* _Aim_: Records follow. Copy every line with "走势说明".

* _Records_:
= = = =
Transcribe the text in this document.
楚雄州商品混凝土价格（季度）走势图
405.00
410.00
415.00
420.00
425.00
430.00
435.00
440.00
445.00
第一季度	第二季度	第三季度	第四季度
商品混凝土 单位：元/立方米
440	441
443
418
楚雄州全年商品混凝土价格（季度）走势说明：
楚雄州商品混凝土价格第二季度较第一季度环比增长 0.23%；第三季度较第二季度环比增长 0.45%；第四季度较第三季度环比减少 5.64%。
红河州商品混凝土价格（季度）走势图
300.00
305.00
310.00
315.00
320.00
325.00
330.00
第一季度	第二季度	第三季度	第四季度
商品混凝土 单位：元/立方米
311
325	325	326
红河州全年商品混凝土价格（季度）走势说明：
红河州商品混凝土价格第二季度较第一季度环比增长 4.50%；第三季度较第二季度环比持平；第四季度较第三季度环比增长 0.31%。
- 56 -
= = = =
* _Result of the exercise_:
楚雄州全年商品混凝土价格（季度）走势说明：
红河州全年商品混凝土价格（季度）走势说明：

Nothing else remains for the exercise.